Extracted records
__________

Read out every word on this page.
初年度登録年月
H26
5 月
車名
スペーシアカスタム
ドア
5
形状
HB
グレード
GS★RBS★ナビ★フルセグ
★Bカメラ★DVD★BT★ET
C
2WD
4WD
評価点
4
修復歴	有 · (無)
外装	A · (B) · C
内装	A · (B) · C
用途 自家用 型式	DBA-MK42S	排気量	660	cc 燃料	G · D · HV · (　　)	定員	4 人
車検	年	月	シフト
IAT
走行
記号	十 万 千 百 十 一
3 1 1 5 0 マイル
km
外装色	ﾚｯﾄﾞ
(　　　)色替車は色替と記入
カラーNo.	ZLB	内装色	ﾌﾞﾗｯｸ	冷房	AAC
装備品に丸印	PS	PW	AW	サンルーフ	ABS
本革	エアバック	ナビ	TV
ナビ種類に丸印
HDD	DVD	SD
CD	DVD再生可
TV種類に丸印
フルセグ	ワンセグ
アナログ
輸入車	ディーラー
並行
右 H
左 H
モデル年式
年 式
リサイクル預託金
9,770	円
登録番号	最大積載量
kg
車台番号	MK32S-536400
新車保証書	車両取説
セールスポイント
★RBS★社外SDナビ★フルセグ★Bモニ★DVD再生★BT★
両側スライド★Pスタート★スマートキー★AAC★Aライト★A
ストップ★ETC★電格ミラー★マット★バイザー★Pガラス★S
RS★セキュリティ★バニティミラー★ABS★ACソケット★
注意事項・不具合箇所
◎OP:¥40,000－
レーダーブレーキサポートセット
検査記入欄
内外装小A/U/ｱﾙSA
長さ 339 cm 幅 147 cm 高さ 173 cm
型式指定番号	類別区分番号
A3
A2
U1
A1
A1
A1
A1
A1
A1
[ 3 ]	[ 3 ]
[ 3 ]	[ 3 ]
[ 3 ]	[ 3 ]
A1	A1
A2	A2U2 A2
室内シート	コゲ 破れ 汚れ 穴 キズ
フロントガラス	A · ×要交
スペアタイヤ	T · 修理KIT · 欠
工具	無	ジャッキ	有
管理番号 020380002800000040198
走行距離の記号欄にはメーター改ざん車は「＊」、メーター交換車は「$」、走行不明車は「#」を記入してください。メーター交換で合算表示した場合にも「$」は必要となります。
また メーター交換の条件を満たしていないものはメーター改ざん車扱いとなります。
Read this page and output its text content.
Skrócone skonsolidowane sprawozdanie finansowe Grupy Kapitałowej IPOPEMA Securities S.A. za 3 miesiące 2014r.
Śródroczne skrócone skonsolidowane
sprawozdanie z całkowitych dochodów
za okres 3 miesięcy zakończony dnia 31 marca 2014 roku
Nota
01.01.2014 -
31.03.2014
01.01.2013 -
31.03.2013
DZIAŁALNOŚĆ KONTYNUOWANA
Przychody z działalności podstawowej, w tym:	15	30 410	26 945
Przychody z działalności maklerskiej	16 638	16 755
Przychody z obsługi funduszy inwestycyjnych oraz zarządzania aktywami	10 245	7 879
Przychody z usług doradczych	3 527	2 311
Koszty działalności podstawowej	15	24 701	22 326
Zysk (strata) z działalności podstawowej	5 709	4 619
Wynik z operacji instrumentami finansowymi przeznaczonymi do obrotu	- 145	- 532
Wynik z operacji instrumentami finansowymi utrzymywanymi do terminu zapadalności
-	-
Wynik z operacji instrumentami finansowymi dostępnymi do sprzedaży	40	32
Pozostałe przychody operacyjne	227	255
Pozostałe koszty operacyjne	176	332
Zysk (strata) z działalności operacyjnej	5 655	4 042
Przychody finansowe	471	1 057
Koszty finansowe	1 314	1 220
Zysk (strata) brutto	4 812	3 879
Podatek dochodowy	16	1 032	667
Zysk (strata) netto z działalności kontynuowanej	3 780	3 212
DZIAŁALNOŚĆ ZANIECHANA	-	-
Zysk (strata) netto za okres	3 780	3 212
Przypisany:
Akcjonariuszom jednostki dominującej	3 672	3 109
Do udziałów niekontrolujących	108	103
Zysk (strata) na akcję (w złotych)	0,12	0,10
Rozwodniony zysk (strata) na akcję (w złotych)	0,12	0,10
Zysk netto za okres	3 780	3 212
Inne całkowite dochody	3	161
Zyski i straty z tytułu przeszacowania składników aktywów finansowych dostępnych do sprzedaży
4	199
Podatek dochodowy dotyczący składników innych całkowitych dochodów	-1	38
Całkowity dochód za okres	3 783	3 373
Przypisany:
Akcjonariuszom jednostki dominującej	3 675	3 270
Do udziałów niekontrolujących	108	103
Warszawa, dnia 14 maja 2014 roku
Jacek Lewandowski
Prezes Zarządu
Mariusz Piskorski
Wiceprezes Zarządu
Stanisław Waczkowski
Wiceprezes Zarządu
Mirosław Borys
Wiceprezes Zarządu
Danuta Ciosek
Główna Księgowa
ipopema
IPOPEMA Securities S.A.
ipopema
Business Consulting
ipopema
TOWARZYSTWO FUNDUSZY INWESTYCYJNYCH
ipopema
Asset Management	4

__________

Copy all of the data exactly.

Read out every word on this page.
初年度登録年月
H26
5 月
車名
スペーシアカスタム
ドア
5
形状
HB
グレード
GS★RBS★ナビ★フルセグ
★Bカメラ★DVD★BT★ET
C
2WD
4WD
評価点
4
修復歴	有 · (無)
外装	A · (B) · C
内装	A · (B) · C
用途 自家用 型式	DBA-MK42S	排気量	660	cc 燃料	G · D · HV · (　　)	定員	4 人
車検	年	月	シフト
IAT
走行
記号	十 万 千 百 十 一
3 1 1 5 0 マイル
km
外装色	ﾚｯﾄﾞ
(　　　)色替車は色替と記入
カラーNo.	ZLB	内装色	ﾌﾞﾗｯｸ	冷房	AAC
装備品に丸印	PS	PW	AW	サンルーフ	ABS
本革	エアバック	ナビ	TV
ナビ種類に丸印
HDD	DVD	SD
CD	DVD再生可
TV種類に丸印
フルセグ	ワンセグ
アナログ
輸入車	ディーラー
並行
右 H
左 H
モデル年式
年 式
リサイクル預託金
9,770	円
登録番号	最大積載量
kg
車台番号	MK32S-536400
新車保証書	車両取説
セールスポイント
★RBS★社外SDナビ★フルセグ★Bモニ★DVD再生★BT★
両側スライド★Pスタート★スマートキー★AAC★Aライト★A
ストップ★ETC★電格ミラー★マット★バイザー★Pガラス★S
RS★セキュリティ★バニティミラー★ABS★ACソケット★
注意事項・不具合箇所
◎OP:¥40,000－
レーダーブレーキサポートセット
検査記入欄
内外装小A/U/ｱﾙSA
長さ 339 cm 幅 147 cm 高さ 173 cm
型式指定番号	類別区分番号
A3
A2
U1
A1
A1
A1
A1
A1
A1
[ 3 ]	[ 3 ]
[ 3 ]	[ 3 ]
[ 3 ]	[ 3 ]
A1	A1
A2	A2U2 A2
室内シート	コゲ 破れ 汚れ 穴 キズ
フロントガラス	A · ×要交
スペアタイヤ	T · 修理KIT · 欠
工具	無	ジャッキ	有
管理番号 020380002800000040198
走行距離の記号欄にはメーター改ざん車は「＊」、メーター交換車は「$」、走行不明車は「#」を記入してください。メーター交換で合算表示した場合にも「$」は必要となります。
また メーター交換の条件を満たしていないものはメーター改ざん車扱いとなります。
Read this page and output its text content.
Skrócone skonsolidowane sprawozdanie finansowe Grupy Kapitałowej IPOPEMA Securities S.A. za 3 miesiące 2014r.
Śródroczne skrócone skonsolidowane
sprawozdanie z całkowitych dochodów
za okres 3 miesięcy zakończony dnia 31 marca 2014 roku
Nota
01.01.2014 -
31.03.2014
01.01.2013 -
31.03.2013
DZIAŁALNOŚĆ KONTYNUOWANA
Przychody z działalności podstawowej, w tym:	15	30 410	26 945
Przychody z działalności maklerskiej	16 638	16 755
Przychody z obsługi funduszy inwestycyjnych oraz zarządzania aktywami	10 245	7 879
Przychody z usług doradczych	3 527	2 311
Koszty działalności podstawowej	15	24 701	22 326
Zysk (strata) z działalności podstawowej	5 709	4 619
Wynik z operacji instrumentami finansowymi przeznaczonymi do obrotu	- 145	- 532
Wynik z operacji instrumentami finansowymi utrzymywanymi do terminu zapadalności
-	-
Wynik z operacji instrumentami finansowymi dostępnymi do sprzedaży	40	32
Pozostałe przychody operacyjne	227	255
Pozostałe koszty operacyjne	176	332
Zysk (strata) z działalności operacyjnej	5 655	4 042
Przychody finansowe	471	1 057
Koszty finansowe	1 314	1 220
Zysk (strata) brutto	4 812	3 879
Podatek dochodowy	16	1 032	667
Zysk (strata) netto z działalności kontynuowanej	3 780	3 212
DZIAŁALNOŚĆ ZANIECHANA	-	-
Zysk (strata) netto za okres	3 780	3 212
Przypisany:
Akcjonariuszom jednostki dominującej	3 672	3 109
Do udziałów niekontrolujących	108	103
Zysk (strata) na akcję (w złotych)	0,12	0,10
Rozwodniony zysk (strata) na akcję (w złotych)	0,12	0,10
Zysk netto za okres	3 780	3 212
Inne całkowite dochody	3	161
Zyski i straty z tytułu przeszacowania składników aktywów finansowych dostępnych do sprzedaży
4	199
Podatek dochodowy dotyczący składników innych całkowitych dochodów	-1	38
Całkowity dochód za okres	3 783	3 373
Przypisany:
Akcjonariuszom jednostki dominującej	3 675	3 270
Do udziałów niekontrolujących	108	103
Warszawa, dnia 14 maja 2014 roku
Jacek Lewandowski
Prezes Zarządu
Mariusz Piskorski
Wiceprezes Zarządu
Stanisław Waczkowski
Wiceprezes Zarządu
Mirosław Borys
Wiceprezes Zarządu
Danuta Ciosek
Główna Księgowa
ipopema
IPOPEMA Securities S.A.
ipopema
Business Consulting
ipopema
TOWARZYSTWO FUNDUSZY INWESTYCYJNYCH
ipopema
Asset Management	4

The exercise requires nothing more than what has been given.